Goal -> The data below is to be returned in full and exactly.

Data listing ->
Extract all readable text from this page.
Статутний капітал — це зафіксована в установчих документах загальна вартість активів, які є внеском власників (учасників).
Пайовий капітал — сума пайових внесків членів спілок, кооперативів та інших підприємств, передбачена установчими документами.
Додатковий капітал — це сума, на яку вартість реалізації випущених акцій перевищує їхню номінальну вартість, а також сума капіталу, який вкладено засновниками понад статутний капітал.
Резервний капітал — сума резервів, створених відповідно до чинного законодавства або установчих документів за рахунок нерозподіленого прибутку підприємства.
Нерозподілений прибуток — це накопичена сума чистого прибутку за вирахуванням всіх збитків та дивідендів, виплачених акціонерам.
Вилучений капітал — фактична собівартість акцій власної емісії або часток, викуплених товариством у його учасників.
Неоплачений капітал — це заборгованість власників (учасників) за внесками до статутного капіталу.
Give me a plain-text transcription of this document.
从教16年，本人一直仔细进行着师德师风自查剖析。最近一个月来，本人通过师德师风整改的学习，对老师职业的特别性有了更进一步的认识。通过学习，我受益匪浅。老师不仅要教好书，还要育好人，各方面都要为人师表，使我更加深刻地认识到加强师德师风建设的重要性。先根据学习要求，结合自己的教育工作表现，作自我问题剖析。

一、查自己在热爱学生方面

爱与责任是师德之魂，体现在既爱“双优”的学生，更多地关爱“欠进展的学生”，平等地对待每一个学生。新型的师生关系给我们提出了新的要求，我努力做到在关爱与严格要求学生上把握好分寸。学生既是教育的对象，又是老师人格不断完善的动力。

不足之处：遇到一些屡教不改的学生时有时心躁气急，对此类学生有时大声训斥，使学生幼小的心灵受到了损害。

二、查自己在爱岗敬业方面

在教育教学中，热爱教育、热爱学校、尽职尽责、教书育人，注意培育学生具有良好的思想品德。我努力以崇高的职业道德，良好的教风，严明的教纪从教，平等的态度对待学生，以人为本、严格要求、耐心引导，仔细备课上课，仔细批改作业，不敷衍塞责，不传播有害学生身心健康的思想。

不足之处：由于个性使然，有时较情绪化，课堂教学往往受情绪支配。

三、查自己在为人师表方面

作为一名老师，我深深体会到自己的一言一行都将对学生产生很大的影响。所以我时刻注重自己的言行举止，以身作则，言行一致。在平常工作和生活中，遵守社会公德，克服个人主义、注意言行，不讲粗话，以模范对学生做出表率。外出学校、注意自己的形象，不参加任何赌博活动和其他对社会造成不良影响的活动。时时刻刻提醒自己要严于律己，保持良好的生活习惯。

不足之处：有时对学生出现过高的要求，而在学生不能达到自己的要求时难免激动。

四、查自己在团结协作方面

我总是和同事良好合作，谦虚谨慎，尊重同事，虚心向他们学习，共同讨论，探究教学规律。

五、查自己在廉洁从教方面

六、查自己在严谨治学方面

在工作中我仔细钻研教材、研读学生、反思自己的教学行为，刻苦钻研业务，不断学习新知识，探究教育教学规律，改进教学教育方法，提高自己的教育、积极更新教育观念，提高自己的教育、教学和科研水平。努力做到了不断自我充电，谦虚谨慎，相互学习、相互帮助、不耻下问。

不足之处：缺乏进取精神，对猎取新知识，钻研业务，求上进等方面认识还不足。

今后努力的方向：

Solution to this exercise ->
Extract all readable text from this page.
Статутний капітал — це зафіксована в установчих документах загальна вартість активів, які є внеском власників (учасників).
Пайовий капітал — сума пайових внесків членів спілок, кооперативів та інших підприємств, передбачена установчими документами.
Додатковий капітал — це сума, на яку вартість реалізації випущених акцій перевищує їхню номінальну вартість, а також сума капіталу, який вкладено засновниками понад статутний капітал.
Резервний капітал — сума резервів, створених відповідно до чинного законодавства або установчих документів за рахунок нерозподіленого прибутку підприємства.
Нерозподілений прибуток — це накопичена сума чистого прибутку за вирахуванням всіх збитків та дивідендів, виплачених акціонерам.
Вилучений капітал — фактична собівартість акцій власної емісії або часток, викуплених товариством у його учасників.
Неоплачений капітал — це заборгованість власників (учасників) за внесками до статутного капіталу.
Give me a plain-text transcription of this document.
从教16年，本人一直仔细进行着师德师风自查剖析。最近一个月来，本人通过师德师风整改的学习，对老师职业的特别性有了更进一步的认识。通过学习，我受益匪浅。老师不仅要教好书，还要育好人，各方面都要为人师表，使我更加深刻地认识到加强师德师风建设的重要性。先根据学习要求，结合自己的教育工作表现，作自我问题剖析。

一、查自己在热爱学生方面

爱与责任是师德之魂，体现在既爱“双优”的学生，更多地关爱“欠进展的学生”，平等地对待每一个学生。新型的师生关系给我们提出了新的要求，我努力做到在关爱与严格要求学生上把握好分寸。学生既是教育的对象，又是老师人格不断完善的动力。

不足之处：遇到一些屡教不改的学生时有时心躁气急，对此类学生有时大声训斥，使学生幼小的心灵受到了损害。

二、查自己在爱岗敬业方面

在教育教学中，热爱教育、热爱学校、尽职尽责、教书育人，注意培育学生具有良好的思想品德。我努力以崇高的职业道德，良好的教风，严明的教纪从教，平等的态度对待学生，以人为本、严格要求、耐心引导，仔细备课上课，仔细批改作业，不敷衍塞责，不传播有害学生身心健康的思想。

不足之处：由于个性使然，有时较情绪化，课堂教学往往受情绪支配。

三、查自己在为人师表方面

作为一名老师，我深深体会到自己的一言一行都将对学生产生很大的影响。所以我时刻注重自己的言行举止，以身作则，言行一致。在平常工作和生活中，遵守社会公德，克服个人主义、注意言行，不讲粗话，以模范对学生做出表率。外出学校、注意自己的形象，不参加任何赌博活动和其他对社会造成不良影响的活动。时时刻刻提醒自己要严于律己，保持良好的生活习惯。

不足之处：有时对学生出现过高的要求，而在学生不能达到自己的要求时难免激动。

四、查自己在团结协作方面

我总是和同事良好合作，谦虚谨慎，尊重同事，虚心向他们学习，共同讨论，探究教学规律。

五、查自己在廉洁从教方面

六、查自己在严谨治学方面

在工作中我仔细钻研教材、研读学生、反思自己的教学行为，刻苦钻研业务，不断学习新知识，探究教育教学规律，改进教学教育方法，提高自己的教育、积极更新教育观念，提高自己的教育、教学和科研水平。努力做到了不断自我充电，谦虚谨慎，相互学习、相互帮助、不耻下问。

不足之处：缺乏进取精神，对猎取新知识，钻研业务，求上进等方面认识还不足。

今后努力的方向：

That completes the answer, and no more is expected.